## Your task
Show all lines that include the string "mumkin"; copy each one.

## Dataset entries

--- Start ---

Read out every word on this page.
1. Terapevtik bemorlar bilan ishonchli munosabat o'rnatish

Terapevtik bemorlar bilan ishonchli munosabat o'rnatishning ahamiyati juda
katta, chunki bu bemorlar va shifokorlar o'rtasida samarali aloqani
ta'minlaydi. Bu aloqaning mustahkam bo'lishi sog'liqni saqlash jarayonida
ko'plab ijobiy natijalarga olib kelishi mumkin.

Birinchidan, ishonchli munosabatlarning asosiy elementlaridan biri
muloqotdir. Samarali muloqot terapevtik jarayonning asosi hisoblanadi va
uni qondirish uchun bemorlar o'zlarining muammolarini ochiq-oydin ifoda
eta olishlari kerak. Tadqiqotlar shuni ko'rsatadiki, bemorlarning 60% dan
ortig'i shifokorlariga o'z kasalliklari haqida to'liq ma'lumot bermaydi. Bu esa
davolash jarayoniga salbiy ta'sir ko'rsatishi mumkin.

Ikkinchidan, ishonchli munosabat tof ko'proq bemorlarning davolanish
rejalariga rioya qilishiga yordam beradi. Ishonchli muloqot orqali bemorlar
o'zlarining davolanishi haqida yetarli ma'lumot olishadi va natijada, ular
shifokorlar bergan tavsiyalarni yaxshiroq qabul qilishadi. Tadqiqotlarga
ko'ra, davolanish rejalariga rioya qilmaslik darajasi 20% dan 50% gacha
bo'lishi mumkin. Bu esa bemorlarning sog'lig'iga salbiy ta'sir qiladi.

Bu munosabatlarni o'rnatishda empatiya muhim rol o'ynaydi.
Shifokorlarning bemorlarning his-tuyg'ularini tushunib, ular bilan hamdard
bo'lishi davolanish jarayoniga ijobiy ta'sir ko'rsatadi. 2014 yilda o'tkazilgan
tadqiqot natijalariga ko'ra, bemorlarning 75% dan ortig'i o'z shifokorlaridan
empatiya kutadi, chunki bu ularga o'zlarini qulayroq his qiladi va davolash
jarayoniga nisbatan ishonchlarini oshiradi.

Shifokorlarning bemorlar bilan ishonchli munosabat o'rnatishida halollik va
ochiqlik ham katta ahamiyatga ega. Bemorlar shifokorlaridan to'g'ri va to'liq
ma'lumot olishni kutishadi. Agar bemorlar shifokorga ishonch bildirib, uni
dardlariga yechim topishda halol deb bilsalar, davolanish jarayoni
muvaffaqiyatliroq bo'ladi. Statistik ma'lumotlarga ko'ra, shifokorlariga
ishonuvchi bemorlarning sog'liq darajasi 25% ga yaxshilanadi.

--- End ---

## Worked solution
ko'plab ijobiy natijalarga olib kelishi mumkin.
davolash jarayoniga salbiy ta'sir ko'rsatishi mumkin.
bo'lishi mumkin. Bu esa bemorlarning sog'lig'iga salbiy ta'sir qiladi.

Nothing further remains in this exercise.